## SOURCE PASSAGE
To end the disadvantage to those who do not buy insurance through employers, Mr. McCain proposes to eliminate the exclusion of health benefits from taxable income. In exchange, he would provide refundable tax credits of $2,500 to single people and of $5,000 to families, with the goal of stoking competition in the individual insurance market. The elimination of the exclusion would generate $3.6 trillion over 10 years, according to the McCain campaign, and that money would pay for the tax credits.

In marked contrast, the White House and congressional Democrats eventually settled on a weak federal excise tax on “high-cost employer plans,” described as follows by the Journal of Accountancy:

 

New IRC § 4980I imposes an excise tax on insurers if the aggregate value of employer-sponsored health insurance coverage for an employee (including, for purposes of the provision, any former employee, surviving spouse and any other primary insured individual) exceeds a threshold amount. The tax is equal to 40% of the aggregate value that exceeds the threshold amount. For 2018, the threshold amount is $10,200 for individual coverage and $27,500 for family coverage, multiplied by the health cost adjustment percentage (as defined in the act) and increased by the age and gender adjusted excess premium amount (as defined in the act).

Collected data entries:

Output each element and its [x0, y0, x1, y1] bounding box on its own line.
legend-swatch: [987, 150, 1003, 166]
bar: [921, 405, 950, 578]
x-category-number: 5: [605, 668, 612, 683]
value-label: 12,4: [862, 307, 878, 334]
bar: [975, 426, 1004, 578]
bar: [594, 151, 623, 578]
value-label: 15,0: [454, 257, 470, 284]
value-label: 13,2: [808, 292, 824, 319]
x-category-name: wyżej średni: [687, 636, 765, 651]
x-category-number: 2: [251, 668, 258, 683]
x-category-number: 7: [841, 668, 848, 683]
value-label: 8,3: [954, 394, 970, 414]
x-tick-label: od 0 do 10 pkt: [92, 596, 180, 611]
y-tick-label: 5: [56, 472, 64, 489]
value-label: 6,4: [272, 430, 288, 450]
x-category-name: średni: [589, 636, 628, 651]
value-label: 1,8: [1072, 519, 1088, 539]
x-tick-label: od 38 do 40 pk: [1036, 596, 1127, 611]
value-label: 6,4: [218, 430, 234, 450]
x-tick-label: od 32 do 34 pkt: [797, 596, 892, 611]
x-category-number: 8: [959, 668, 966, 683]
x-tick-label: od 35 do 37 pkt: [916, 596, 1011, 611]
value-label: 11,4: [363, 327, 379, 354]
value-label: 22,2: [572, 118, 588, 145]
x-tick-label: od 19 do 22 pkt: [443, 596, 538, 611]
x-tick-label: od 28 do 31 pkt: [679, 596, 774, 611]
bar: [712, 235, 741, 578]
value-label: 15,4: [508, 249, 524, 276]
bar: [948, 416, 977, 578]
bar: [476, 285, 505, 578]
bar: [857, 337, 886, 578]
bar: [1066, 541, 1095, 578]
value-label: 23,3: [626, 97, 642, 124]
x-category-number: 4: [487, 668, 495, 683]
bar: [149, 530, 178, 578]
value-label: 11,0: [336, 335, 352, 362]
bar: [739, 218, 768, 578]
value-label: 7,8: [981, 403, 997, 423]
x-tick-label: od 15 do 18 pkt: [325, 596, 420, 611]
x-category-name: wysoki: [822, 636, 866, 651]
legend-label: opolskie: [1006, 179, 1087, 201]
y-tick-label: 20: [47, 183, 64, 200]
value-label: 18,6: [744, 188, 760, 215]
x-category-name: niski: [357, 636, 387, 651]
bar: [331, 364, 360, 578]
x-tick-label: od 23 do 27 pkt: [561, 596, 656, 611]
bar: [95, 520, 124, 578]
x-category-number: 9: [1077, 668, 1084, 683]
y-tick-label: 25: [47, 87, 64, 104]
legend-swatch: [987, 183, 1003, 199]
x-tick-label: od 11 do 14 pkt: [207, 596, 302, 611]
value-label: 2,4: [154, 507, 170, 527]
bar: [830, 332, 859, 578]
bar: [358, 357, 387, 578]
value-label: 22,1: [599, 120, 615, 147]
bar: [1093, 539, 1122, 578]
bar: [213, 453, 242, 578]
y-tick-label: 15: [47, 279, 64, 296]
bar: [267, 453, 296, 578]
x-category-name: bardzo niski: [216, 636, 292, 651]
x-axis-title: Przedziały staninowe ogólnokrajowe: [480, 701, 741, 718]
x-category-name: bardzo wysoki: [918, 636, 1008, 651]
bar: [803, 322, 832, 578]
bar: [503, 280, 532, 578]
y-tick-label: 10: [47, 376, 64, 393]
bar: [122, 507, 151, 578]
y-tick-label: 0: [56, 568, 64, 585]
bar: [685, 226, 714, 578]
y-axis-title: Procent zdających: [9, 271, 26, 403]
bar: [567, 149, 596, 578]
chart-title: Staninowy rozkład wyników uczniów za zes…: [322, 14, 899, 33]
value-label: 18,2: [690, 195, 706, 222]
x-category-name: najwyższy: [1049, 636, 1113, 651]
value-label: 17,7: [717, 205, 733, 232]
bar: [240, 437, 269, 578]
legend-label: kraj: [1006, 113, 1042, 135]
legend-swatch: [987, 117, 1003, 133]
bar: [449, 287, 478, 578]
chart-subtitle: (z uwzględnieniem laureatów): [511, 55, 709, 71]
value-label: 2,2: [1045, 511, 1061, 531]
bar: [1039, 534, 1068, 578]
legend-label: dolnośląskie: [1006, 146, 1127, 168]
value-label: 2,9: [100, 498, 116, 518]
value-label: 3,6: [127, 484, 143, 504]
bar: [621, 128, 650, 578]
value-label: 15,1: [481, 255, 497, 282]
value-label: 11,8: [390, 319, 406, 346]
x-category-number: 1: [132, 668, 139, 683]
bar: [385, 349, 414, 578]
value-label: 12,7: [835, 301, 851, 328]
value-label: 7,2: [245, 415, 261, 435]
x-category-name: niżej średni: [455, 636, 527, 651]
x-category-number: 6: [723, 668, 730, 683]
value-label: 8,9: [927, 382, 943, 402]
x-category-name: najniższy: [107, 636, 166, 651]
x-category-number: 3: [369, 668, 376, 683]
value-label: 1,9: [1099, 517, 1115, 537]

## ACTIVITY
Reproduce the passage on the tax treatment of employer health insurance in full, word for word. The rows play no part in what is asked here.

## RESULT OF THIS TASK
To end the disadvantage to those who do not buy insurance through employers, Mr. McCain proposes to eliminate the exclusion of health benefits from taxable income. In exchange, he would provide refundable tax credits of $2,500 to single people and of $5,000 to families, with the goal of stoking competition in the individual insurance market. The elimination of the exclusion would generate $3.6 trillion over 10 years, according to the McCain campaign, and that money would pay for the tax credits.

In marked contrast, the White House and congressional Democrats eventually settled on a weak federal excise tax on “high-cost employer plans,” described as follows by the Journal of Accountancy:

 

New IRC § 4980I imposes an excise tax on insurers if the aggregate value of employer-sponsored health insurance coverage for an employee (including, for purposes of the provision, any former employee, surviving spouse and any other primary insured individual) exceeds a threshold amount. The tax is equal to 40% of the aggregate value that exceeds the threshold amount. For 2018, the threshold amount is $10,200 for individual coverage and $27,500 for family coverage, multiplied by the health cost adjustment percentage (as defined in the act) and increased by the age and gender adjusted excess premium amount (as defined in the act).